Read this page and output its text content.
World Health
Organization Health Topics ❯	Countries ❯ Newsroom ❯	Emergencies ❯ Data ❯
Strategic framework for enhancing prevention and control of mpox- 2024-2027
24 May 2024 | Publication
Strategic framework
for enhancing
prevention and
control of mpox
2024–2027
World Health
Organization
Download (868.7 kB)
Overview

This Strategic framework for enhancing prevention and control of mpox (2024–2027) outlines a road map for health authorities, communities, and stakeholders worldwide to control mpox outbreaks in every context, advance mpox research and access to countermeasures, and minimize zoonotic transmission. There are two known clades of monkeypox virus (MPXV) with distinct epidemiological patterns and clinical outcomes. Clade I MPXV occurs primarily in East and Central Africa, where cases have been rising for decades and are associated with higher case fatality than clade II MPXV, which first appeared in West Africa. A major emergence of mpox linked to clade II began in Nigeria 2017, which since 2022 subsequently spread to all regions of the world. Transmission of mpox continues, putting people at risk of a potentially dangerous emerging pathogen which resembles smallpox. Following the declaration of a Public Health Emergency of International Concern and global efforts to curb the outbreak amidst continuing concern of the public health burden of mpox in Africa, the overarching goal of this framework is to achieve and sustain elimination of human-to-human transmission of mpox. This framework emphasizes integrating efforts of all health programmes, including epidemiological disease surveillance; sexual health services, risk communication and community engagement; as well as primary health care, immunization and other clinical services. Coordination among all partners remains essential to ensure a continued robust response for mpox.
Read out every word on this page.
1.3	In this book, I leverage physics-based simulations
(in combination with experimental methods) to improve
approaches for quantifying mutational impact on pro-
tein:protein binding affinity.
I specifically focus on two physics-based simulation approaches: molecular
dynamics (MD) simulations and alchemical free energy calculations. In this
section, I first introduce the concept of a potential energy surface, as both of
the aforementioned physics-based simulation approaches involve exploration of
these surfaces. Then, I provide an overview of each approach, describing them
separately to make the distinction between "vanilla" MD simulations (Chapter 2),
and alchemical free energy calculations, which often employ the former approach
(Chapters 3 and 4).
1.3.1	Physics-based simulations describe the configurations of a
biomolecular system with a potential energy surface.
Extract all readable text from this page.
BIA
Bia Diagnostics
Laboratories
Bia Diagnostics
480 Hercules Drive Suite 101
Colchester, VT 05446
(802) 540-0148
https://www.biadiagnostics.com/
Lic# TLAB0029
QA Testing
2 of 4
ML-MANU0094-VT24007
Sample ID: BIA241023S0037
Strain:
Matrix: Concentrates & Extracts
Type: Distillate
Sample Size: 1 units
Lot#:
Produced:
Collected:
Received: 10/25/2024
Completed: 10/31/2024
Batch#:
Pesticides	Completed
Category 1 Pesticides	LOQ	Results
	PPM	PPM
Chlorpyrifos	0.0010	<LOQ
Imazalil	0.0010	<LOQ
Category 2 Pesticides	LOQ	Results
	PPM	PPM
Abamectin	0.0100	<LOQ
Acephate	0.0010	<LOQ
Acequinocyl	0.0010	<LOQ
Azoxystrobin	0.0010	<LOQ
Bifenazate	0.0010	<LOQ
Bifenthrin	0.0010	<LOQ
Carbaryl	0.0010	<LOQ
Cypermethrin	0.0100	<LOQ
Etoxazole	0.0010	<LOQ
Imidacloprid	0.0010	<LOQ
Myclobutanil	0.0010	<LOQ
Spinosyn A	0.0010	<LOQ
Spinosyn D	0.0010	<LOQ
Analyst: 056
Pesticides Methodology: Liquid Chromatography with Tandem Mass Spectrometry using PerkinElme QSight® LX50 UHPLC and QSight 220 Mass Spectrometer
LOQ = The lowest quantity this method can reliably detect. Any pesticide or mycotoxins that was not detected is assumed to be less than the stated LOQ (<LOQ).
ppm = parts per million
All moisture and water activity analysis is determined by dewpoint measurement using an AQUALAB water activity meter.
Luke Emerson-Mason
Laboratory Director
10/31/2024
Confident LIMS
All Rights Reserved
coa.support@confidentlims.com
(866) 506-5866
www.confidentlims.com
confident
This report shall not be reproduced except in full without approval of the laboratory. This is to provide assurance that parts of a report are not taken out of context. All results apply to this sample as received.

= = = =

§ Try it: Write down every line of the data exactly as it appears above.

§ Response area:
Read this page and output its text content.
World Health
Organization Health Topics ❯	Countries ❯ Newsroom ❯	Emergencies ❯ Data ❯
Strategic framework for enhancing prevention and control of mpox- 2024-2027
24 May 2024 | Publication
Strategic framework
for enhancing
prevention and
control of mpox
2024–2027
World Health
Organization
Download (868.7 kB)
Overview

This Strategic framework for enhancing prevention and control of mpox (2024–2027) outlines a road map for health authorities, communities, and stakeholders worldwide to control mpox outbreaks in every context, advance mpox research and access to countermeasures, and minimize zoonotic transmission. There are two known clades of monkeypox virus (MPXV) with distinct epidemiological patterns and clinical outcomes. Clade I MPXV occurs primarily in East and Central Africa, where cases have been rising for decades and are associated with higher case fatality than clade II MPXV, which first appeared in West Africa. A major emergence of mpox linked to clade II began in Nigeria 2017, which since 2022 subsequently spread to all regions of the world. Transmission of mpox continues, putting people at risk of a potentially dangerous emerging pathogen which resembles smallpox. Following the declaration of a Public Health Emergency of International Concern and global efforts to curb the outbreak amidst continuing concern of the public health burden of mpox in Africa, the overarching goal of this framework is to achieve and sustain elimination of human-to-human transmission of mpox. This framework emphasizes integrating efforts of all health programmes, including epidemiological disease surveillance; sexual health services, risk communication and community engagement; as well as primary health care, immunization and other clinical services. Coordination among all partners remains essential to ensure a continued robust response for mpox.
Read out every word on this page.
1.3	In this book, I leverage physics-based simulations
(in combination with experimental methods) to improve
approaches for quantifying mutational impact on pro-
tein:protein binding affinity.
I specifically focus on two physics-based simulation approaches: molecular
dynamics (MD) simulations and alchemical free energy calculations. In this
section, I first introduce the concept of a potential energy surface, as both of
the aforementioned physics-based simulation approaches involve exploration of
these surfaces. Then, I provide an overview of each approach, describing them
separately to make the distinction between "vanilla" MD simulations (Chapter 2),
and alchemical free energy calculations, which often employ the former approach
(Chapters 3 and 4).
1.3.1	Physics-based simulations describe the configurations of a
biomolecular system with a potential energy surface.
Extract all readable text from this page.
BIA
Bia Diagnostics
Laboratories
Bia Diagnostics
480 Hercules Drive Suite 101
Colchester, VT 05446
(802) 540-0148
https://www.biadiagnostics.com/
Lic# TLAB0029
QA Testing
2 of 4
ML-MANU0094-VT24007
Sample ID: BIA241023S0037
Strain:
Matrix: Concentrates & Extracts
Type: Distillate
Sample Size: 1 units
Lot#:
Produced:
Collected:
Received: 10/25/2024
Completed: 10/31/2024
Batch#:
Pesticides	Completed
Category 1 Pesticides	LOQ	Results
	PPM	PPM
Chlorpyrifos	0.0010	<LOQ
Imazalil	0.0010	<LOQ
Category 2 Pesticides	LOQ	Results
	PPM	PPM
Abamectin	0.0100	<LOQ
Acephate	0.0010	<LOQ
Acequinocyl	0.0010	<LOQ
Azoxystrobin	0.0010	<LOQ
Bifenazate	0.0010	<LOQ
Bifenthrin	0.0010	<LOQ
Carbaryl	0.0010	<LOQ
Cypermethrin	0.0100	<LOQ
Etoxazole	0.0010	<LOQ
Imidacloprid	0.0010	<LOQ
Myclobutanil	0.0010	<LOQ
Spinosyn A	0.0010	<LOQ
Spinosyn D	0.0010	<LOQ
Analyst: 056
Pesticides Methodology: Liquid Chromatography with Tandem Mass Spectrometry using PerkinElme QSight® LX50 UHPLC and QSight 220 Mass Spectrometer
LOQ = The lowest quantity this method can reliably detect. Any pesticide or mycotoxins that was not detected is assumed to be less than the stated LOQ (<LOQ).
ppm = parts per million
All moisture and water activity analysis is determined by dewpoint measurement using an AQUALAB water activity meter.
Luke Emerson-Mason
Laboratory Director
10/31/2024
Confident LIMS
All Rights Reserved
coa.support@confidentlims.com
(866) 506-5866
www.confidentlims.com
confident
This report shall not be reproduced except in full without approval of the laboratory. This is to provide assurance that parts of a report are not taken out of context. All results apply to this sample as received.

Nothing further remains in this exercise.